WHAT NEEDS TO BE DONE
Restate the material word for word and leave out anything that is a picture.

Records that describe figures
--------
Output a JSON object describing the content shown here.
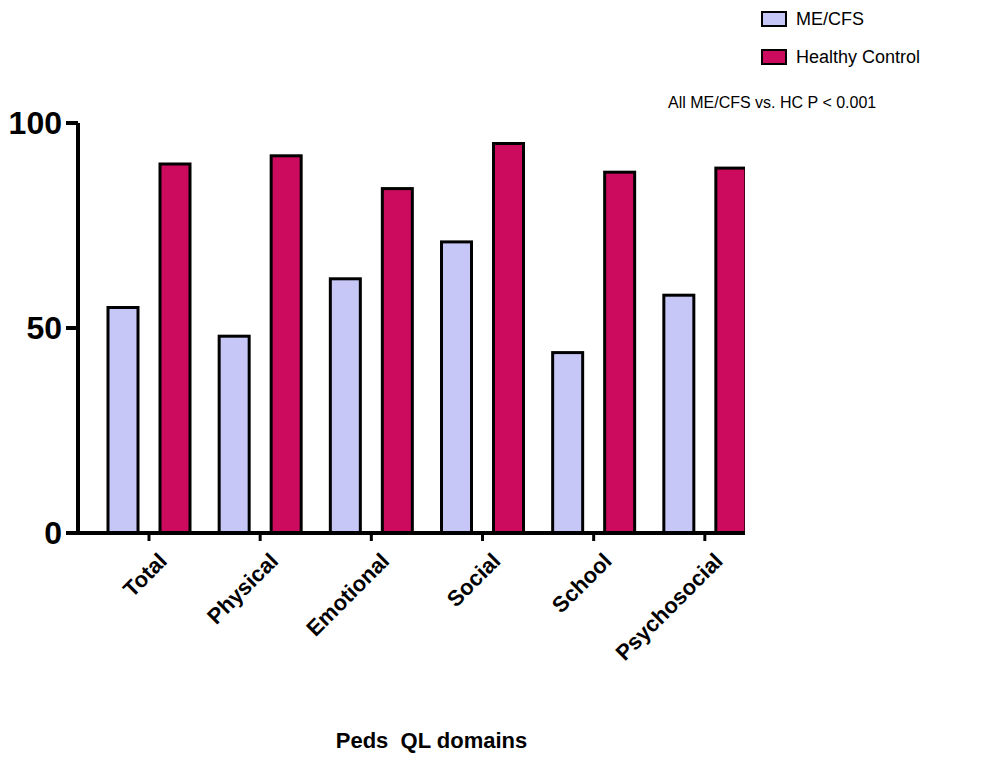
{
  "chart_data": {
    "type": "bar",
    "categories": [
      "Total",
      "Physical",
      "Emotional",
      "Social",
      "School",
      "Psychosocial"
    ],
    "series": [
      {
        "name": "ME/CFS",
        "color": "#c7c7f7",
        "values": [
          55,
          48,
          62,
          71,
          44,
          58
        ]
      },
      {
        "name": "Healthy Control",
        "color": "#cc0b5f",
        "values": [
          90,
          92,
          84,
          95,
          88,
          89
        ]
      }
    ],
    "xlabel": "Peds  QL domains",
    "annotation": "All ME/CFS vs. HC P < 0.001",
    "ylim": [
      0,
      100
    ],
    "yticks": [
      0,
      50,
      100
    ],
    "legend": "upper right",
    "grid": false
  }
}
--------
WRITTEN ANSWER
Output a JSON object describing the content shown here.
{
  "chart_data": {
    "type": "bar",
    "categories": [
      "Total",
      "Physical",
      "Emotional",
      "Social",
      "School",
      "Psychosocial"
    ],
    "series": [
      {
        "name": "ME/CFS",
        "color": "#c7c7f7",
        "values": [
          55,
          48,
          62,
          71,
          44,
          58
        ]
      },
      {
        "name": "Healthy Control",
        "color": "#cc0b5f",
        "values": [
          90,
          92,
          84,
          95,
          88,
          89
        ]
      }
    ],
    "xlabel": "Peds  QL domains",
    "annotation": "All ME/CFS vs. HC P < 0.001",
    "ylim": [
      0,
      100
    ],
    "yticks": [
      0,
      50,
      100
    ],
    "legend": "upper right",
    "grid": false
  }
}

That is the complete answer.